- **Problem description**: Rewrite the rows below, switching every "status-dot" to "status-indicator" and leaving everything else untouched.

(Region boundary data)

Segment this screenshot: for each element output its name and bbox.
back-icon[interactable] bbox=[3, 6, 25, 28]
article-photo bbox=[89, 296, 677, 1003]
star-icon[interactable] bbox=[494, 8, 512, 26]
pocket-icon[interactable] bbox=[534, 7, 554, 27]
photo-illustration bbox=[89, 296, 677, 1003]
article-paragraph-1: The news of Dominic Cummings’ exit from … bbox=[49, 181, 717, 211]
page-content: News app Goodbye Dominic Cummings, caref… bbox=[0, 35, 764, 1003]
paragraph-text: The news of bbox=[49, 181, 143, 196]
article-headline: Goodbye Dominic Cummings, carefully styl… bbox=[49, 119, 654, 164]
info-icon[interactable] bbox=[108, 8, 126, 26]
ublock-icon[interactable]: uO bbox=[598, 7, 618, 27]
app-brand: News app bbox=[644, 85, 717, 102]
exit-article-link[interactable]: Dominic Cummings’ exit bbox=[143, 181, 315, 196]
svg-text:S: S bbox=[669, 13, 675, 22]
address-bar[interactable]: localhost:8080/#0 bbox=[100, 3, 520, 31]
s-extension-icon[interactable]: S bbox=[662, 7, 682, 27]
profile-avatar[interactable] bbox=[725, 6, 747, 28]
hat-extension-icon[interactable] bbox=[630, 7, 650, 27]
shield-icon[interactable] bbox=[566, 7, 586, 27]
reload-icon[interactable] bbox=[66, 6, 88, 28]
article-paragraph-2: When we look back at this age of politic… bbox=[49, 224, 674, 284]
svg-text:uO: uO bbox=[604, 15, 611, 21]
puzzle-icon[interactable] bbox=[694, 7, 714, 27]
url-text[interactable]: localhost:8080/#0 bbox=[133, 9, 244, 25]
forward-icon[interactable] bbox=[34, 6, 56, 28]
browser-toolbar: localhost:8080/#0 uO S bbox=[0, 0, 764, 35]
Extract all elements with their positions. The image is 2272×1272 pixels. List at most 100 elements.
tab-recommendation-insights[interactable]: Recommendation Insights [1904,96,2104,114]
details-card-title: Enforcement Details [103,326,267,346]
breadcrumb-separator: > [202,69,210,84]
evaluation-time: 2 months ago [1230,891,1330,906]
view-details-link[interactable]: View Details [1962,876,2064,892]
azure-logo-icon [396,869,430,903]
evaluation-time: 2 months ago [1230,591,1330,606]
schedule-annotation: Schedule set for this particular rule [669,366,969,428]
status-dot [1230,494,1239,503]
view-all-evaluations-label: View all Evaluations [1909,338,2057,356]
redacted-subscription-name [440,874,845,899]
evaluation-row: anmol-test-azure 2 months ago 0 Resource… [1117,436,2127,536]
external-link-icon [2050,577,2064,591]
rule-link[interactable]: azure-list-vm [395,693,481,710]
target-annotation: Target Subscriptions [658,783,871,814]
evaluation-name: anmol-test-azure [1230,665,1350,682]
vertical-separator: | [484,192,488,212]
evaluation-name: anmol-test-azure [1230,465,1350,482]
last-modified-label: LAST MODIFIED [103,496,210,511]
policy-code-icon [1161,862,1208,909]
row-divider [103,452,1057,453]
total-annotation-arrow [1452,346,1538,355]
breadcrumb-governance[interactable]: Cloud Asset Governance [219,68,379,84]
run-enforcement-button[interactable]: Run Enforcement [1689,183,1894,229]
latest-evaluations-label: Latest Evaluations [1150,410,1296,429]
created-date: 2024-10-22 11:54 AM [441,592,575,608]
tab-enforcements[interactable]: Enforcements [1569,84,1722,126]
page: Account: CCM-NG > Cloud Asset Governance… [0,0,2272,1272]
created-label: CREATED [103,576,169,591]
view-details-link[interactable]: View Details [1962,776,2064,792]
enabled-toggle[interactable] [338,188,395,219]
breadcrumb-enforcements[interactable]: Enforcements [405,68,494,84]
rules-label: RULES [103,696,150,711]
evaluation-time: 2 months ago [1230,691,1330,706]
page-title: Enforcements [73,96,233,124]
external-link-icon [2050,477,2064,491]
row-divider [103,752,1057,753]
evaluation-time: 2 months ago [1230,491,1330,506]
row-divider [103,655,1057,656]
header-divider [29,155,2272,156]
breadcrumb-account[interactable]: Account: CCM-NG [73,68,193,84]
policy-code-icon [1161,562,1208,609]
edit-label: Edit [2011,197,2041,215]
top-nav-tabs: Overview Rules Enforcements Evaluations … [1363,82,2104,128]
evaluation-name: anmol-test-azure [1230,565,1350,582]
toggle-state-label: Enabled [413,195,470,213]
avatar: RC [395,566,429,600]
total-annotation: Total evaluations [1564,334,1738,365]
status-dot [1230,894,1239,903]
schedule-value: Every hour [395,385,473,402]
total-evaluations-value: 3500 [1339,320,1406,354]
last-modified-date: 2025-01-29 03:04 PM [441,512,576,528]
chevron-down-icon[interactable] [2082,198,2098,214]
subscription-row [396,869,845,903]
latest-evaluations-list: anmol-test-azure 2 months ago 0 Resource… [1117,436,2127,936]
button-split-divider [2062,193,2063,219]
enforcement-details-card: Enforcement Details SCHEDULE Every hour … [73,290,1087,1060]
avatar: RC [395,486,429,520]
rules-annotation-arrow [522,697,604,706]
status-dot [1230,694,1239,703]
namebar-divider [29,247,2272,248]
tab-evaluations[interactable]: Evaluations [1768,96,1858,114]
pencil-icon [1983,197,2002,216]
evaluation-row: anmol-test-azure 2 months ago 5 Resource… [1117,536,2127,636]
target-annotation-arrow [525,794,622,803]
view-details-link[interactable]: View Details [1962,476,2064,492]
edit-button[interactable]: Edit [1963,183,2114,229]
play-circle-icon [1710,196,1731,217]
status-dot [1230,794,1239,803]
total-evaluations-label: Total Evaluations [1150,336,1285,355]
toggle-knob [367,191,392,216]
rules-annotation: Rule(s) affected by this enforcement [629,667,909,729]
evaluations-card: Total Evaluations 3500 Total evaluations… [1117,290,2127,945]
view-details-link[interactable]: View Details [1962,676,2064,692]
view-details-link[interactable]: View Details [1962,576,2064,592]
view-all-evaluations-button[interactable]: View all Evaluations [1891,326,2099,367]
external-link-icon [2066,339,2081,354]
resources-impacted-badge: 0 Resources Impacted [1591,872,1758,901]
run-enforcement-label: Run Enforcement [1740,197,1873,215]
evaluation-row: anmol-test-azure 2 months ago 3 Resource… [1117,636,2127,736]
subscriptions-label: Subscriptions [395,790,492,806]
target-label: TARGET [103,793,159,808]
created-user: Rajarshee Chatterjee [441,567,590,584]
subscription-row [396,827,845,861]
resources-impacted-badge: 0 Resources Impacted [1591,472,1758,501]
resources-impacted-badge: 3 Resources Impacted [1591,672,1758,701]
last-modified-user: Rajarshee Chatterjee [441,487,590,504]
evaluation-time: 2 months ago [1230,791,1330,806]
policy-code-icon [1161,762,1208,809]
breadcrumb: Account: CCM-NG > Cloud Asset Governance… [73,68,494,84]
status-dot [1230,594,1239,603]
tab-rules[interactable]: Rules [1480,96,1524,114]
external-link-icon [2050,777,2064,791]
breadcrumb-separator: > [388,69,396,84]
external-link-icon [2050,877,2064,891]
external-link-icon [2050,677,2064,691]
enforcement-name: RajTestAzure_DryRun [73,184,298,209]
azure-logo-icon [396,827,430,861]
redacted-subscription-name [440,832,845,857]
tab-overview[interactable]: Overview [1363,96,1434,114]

- **Task response**:
Segment this screenshot: for each element output its name and bbox.
back-icon[interactable] bbox=[3, 6, 25, 28]
article-photo bbox=[89, 296, 677, 1003]
star-icon[interactable] bbox=[494, 8, 512, 26]
pocket-icon[interactable] bbox=[534, 7, 554, 27]
photo-illustration bbox=[89, 296, 677, 1003]
article-paragraph-1: The news of Dominic Cummings’ exit from … bbox=[49, 181, 717, 211]
page-content: News app Goodbye Dominic Cummings, caref… bbox=[0, 35, 764, 1003]
paragraph-text: The news of bbox=[49, 181, 143, 196]
article-headline: Goodbye Dominic Cummings, carefully styl… bbox=[49, 119, 654, 164]
info-icon[interactable] bbox=[108, 8, 126, 26]
ublock-icon[interactable]: uO bbox=[598, 7, 618, 27]
app-brand: News app bbox=[644, 85, 717, 102]
exit-article-link[interactable]: Dominic Cummings’ exit bbox=[143, 181, 315, 196]
svg-text:S: S bbox=[669, 13, 675, 22]
address-bar[interactable]: localhost:8080/#0 bbox=[100, 3, 520, 31]
s-extension-icon[interactable]: S bbox=[662, 7, 682, 27]
profile-avatar[interactable] bbox=[725, 6, 747, 28]
hat-extension-icon[interactable] bbox=[630, 7, 650, 27]
shield-icon[interactable] bbox=[566, 7, 586, 27]
reload-icon[interactable] bbox=[66, 6, 88, 28]
article-paragraph-2: When we look back at this age of politic… bbox=[49, 224, 674, 284]
svg-text:uO: uO bbox=[604, 15, 611, 21]
puzzle-icon[interactable] bbox=[694, 7, 714, 27]
url-text[interactable]: localhost:8080/#0 bbox=[133, 9, 244, 25]
forward-icon[interactable] bbox=[34, 6, 56, 28]
browser-toolbar: localhost:8080/#0 uO S bbox=[0, 0, 764, 35]
Extract all elements with their positions. The image is 2272×1272 pixels. List at most 100 elements.
tab-recommendation-insights[interactable]: Recommendation Insights [1904,96,2104,114]
details-card-title: Enforcement Details [103,326,267,346]
breadcrumb-separator: > [202,69,210,84]
evaluation-time: 2 months ago [1230,891,1330,906]
view-details-link[interactable]: View Details [1962,876,2064,892]
azure-logo-icon [396,869,430,903]
evaluation-time: 2 months ago [1230,591,1330,606]
schedule-annotation: Schedule set for this particular rule [669,366,969,428]
status-indicator [1230,494,1239,503]
view-all-evaluations-label: View all Evaluations [1909,338,2057,356]
redacted-subscription-name [440,874,845,899]
evaluation-row: anmol-test-azure 2 months ago 0 Resource… [1117,436,2127,536]
external-link-icon [2050,577,2064,591]
rule-link[interactable]: azure-list-vm [395,693,481,710]
target-annotation: Target Subscriptions [658,783,871,814]
evaluation-name: anmol-test-azure [1230,665,1350,682]
vertical-separator: | [484,192,488,212]
evaluation-name: anmol-test-azure [1230,465,1350,482]
last-modified-label: LAST MODIFIED [103,496,210,511]
policy-code-icon [1161,862,1208,909]
row-divider [103,452,1057,453]
total-annotation-arrow [1452,346,1538,355]
breadcrumb-governance[interactable]: Cloud Asset Governance [219,68,379,84]
run-enforcement-button[interactable]: Run Enforcement [1689,183,1894,229]
latest-evaluations-label: Latest Evaluations [1150,410,1296,429]
created-date: 2024-10-22 11:54 AM [441,592,575,608]
tab-enforcements[interactable]: Enforcements [1569,84,1722,126]
page: Account: CCM-NG > Cloud Asset Governance… [0,0,2272,1272]
created-label: CREATED [103,576,169,591]
view-details-link[interactable]: View Details [1962,776,2064,792]
enabled-toggle[interactable] [338,188,395,219]
breadcrumb-enforcements[interactable]: Enforcements [405,68,494,84]
rules-label: RULES [103,696,150,711]
evaluation-time: 2 months ago [1230,691,1330,706]
page-title: Enforcements [73,96,233,124]
external-link-icon [2050,477,2064,491]
row-divider [103,752,1057,753]
evaluation-time: 2 months ago [1230,491,1330,506]
row-divider [103,655,1057,656]
header-divider [29,155,2272,156]
breadcrumb-account[interactable]: Account: CCM-NG [73,68,193,84]
policy-code-icon [1161,562,1208,609]
edit-label: Edit [2011,197,2041,215]
top-nav-tabs: Overview Rules Enforcements Evaluations … [1363,82,2104,128]
evaluation-name: anmol-test-azure [1230,565,1350,582]
toggle-state-label: Enabled [413,195,470,213]
avatar: RC [395,566,429,600]
total-annotation: Total evaluations [1564,334,1738,365]
status-indicator [1230,894,1239,903]
schedule-value: Every hour [395,385,473,402]
total-evaluations-value: 3500 [1339,320,1406,354]
last-modified-date: 2025-01-29 03:04 PM [441,512,576,528]
chevron-down-icon[interactable] [2082,198,2098,214]
subscription-row [396,869,845,903]
latest-evaluations-list: anmol-test-azure 2 months ago 0 Resource… [1117,436,2127,936]
button-split-divider [2062,193,2063,219]
enforcement-details-card: Enforcement Details SCHEDULE Every hour … [73,290,1087,1060]
avatar: RC [395,486,429,520]
rules-annotation-arrow [522,697,604,706]
status-indicator [1230,694,1239,703]
namebar-divider [29,247,2272,248]
tab-evaluations[interactable]: Evaluations [1768,96,1858,114]
pencil-icon [1983,197,2002,216]
evaluation-row: anmol-test-azure 2 months ago 5 Resource… [1117,536,2127,636]
target-annotation-arrow [525,794,622,803]
view-details-link[interactable]: View Details [1962,476,2064,492]
edit-button[interactable]: Edit [1963,183,2114,229]
play-circle-icon [1710,196,1731,217]
status-indicator [1230,794,1239,803]
total-evaluations-label: Total Evaluations [1150,336,1285,355]
toggle-knob [367,191,392,216]
rules-annotation: Rule(s) affected by this enforcement [629,667,909,729]
evaluations-card: Total Evaluations 3500 Total evaluations… [1117,290,2127,945]
view-details-link[interactable]: View Details [1962,676,2064,692]
view-details-link[interactable]: View Details [1962,576,2064,592]
view-all-evaluations-button[interactable]: View all Evaluations [1891,326,2099,367]
external-link-icon [2066,339,2081,354]
resources-impacted-badge: 0 Resources Impacted [1591,872,1758,901]
run-enforcement-label: Run Enforcement [1740,197,1873,215]
evaluation-row: anmol-test-azure 2 months ago 3 Resource… [1117,636,2127,736]
subscriptions-label: Subscriptions [395,790,492,806]
target-label: TARGET [103,793,159,808]
created-user: Rajarshee Chatterjee [441,567,590,584]
subscription-row [396,827,845,861]
resources-impacted-badge: 0 Resources Impacted [1591,472,1758,501]
resources-impacted-badge: 3 Resources Impacted [1591,672,1758,701]
last-modified-user: Rajarshee Chatterjee [441,487,590,504]
evaluation-time: 2 months ago [1230,791,1330,806]
policy-code-icon [1161,762,1208,809]
breadcrumb: Account: CCM-NG > Cloud Asset Governance… [73,68,494,84]
status-indicator [1230,594,1239,603]
tab-rules[interactable]: Rules [1480,96,1524,114]
external-link-icon [2050,777,2064,791]
breadcrumb-separator: > [388,69,396,84]
external-link-icon [2050,877,2064,891]
external-link-icon [2050,677,2064,691]
enforcement-name: RajTestAzure_DryRun [73,184,298,209]
azure-logo-icon [396,827,430,861]
redacted-subscription-name [440,832,845,857]
tab-overview[interactable]: Overview [1363,96,1434,114]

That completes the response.